**YOUR INSTRUCTIONS**
Read the records and gather each line that includes "Incidência".

**RAW DATA**
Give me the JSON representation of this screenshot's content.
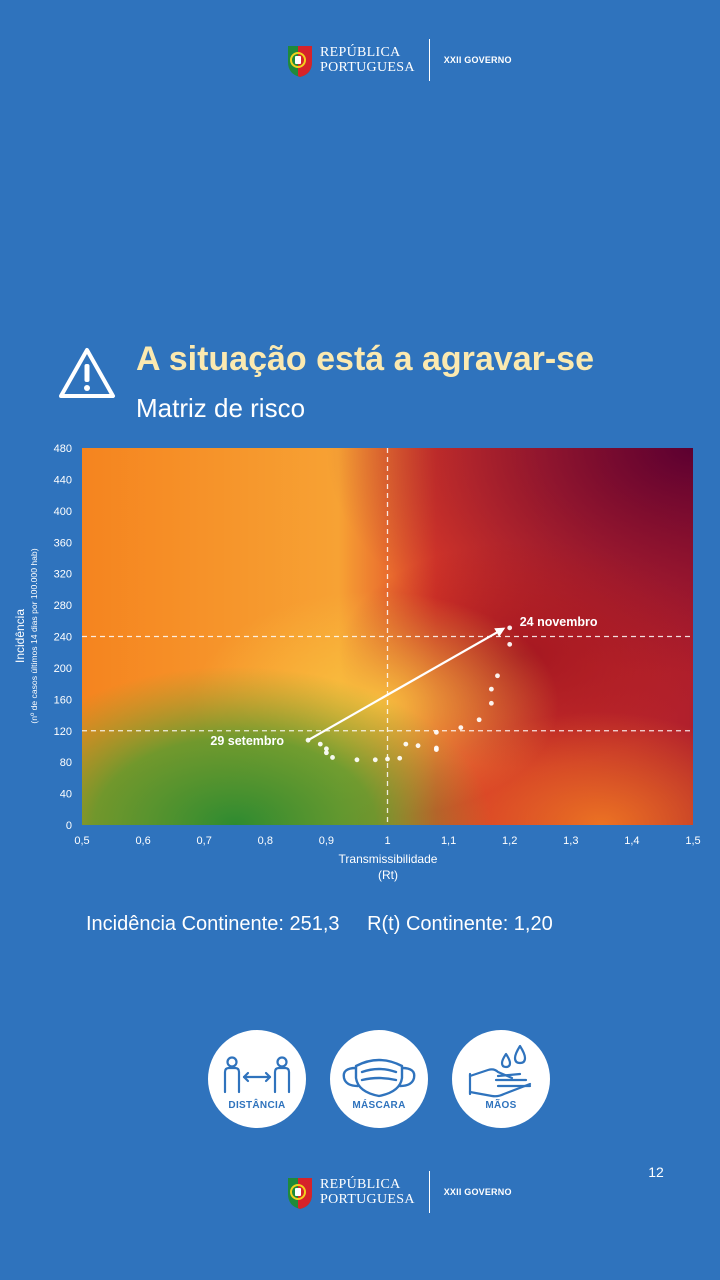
{
  "header": {
    "brand_line1": "REPÚBLICA",
    "brand_line2": "PORTUGUESA",
    "government": "XXII GOVERNO"
  },
  "title": "A situação está a agravar-se",
  "subtitle": "Matriz de risco",
  "chart_data": {
    "type": "scatter",
    "xlabel": "Transmissibilidade",
    "xlabel2": "(Rt)",
    "ylabel": "Incidência",
    "ylabel2": "(nº de casos últimos 14 dias por 100.000 hab)",
    "xlim": [
      0.5,
      1.5
    ],
    "ylim": [
      0,
      480
    ],
    "x_ticks": [
      0.5,
      0.6,
      0.7,
      0.8,
      0.9,
      1,
      1.1,
      1.2,
      1.3,
      1.4,
      1.5
    ],
    "x_tick_labels": [
      "0,5",
      "0,6",
      "0,7",
      "0,8",
      "0,9",
      "1",
      "1,1",
      "1,2",
      "1,3",
      "1,4",
      "1,5"
    ],
    "y_ticks": [
      0,
      40,
      80,
      120,
      160,
      200,
      240,
      280,
      320,
      360,
      400,
      440,
      480
    ],
    "y_tick_labels": [
      "0",
      "40",
      "80",
      "120",
      "160",
      "200",
      "240",
      "280",
      "320",
      "360",
      "400",
      "440",
      "480"
    ],
    "threshold_lines": {
      "x": 1.0,
      "y": [
        120,
        240
      ]
    },
    "points": [
      {
        "x": 0.87,
        "y": 108
      },
      {
        "x": 0.89,
        "y": 103
      },
      {
        "x": 0.9,
        "y": 97
      },
      {
        "x": 0.9,
        "y": 92
      },
      {
        "x": 0.91,
        "y": 86
      },
      {
        "x": 0.95,
        "y": 83
      },
      {
        "x": 0.98,
        "y": 83
      },
      {
        "x": 1.0,
        "y": 84
      },
      {
        "x": 1.02,
        "y": 85
      },
      {
        "x": 1.03,
        "y": 103
      },
      {
        "x": 1.05,
        "y": 101
      },
      {
        "x": 1.08,
        "y": 96
      },
      {
        "x": 1.08,
        "y": 98
      },
      {
        "x": 1.08,
        "y": 118
      },
      {
        "x": 1.12,
        "y": 124
      },
      {
        "x": 1.15,
        "y": 134
      },
      {
        "x": 1.17,
        "y": 155
      },
      {
        "x": 1.17,
        "y": 173
      },
      {
        "x": 1.18,
        "y": 190
      },
      {
        "x": 1.2,
        "y": 230
      },
      {
        "x": 1.2,
        "y": 251
      }
    ],
    "arrow": {
      "from": {
        "x": 0.87,
        "y": 108
      },
      "to": {
        "x": 1.19,
        "y": 250
      }
    },
    "annotations": [
      {
        "text": "29 setembro",
        "x": 0.87,
        "y": 108
      },
      {
        "text": "24 novembro",
        "x": 1.2,
        "y": 251
      }
    ],
    "grid": false,
    "colors": [
      "#2e8b30",
      "#f6b13a",
      "#f47d20",
      "#d22a2a",
      "#6a0033"
    ]
  },
  "summary": {
    "incidence": "Incidência Continente: 251,3",
    "rt": "R(t) Continente: 1,20"
  },
  "badges": [
    {
      "label": "DISTÂNCIA",
      "icon": "distance-icon"
    },
    {
      "label": "MÁSCARA",
      "icon": "mask-icon"
    },
    {
      "label": "MÃOS",
      "icon": "hands-icon"
    }
  ],
  "footer": {
    "page_number": "12",
    "brand_line1": "REPÚBLICA",
    "brand_line2": "PORTUGUESA",
    "government": "XXII GOVERNO"
  }
}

**THE SOLUTION**
    "ylabel": "Incidência",
    "incidence": "Incidência Continente: 251,3",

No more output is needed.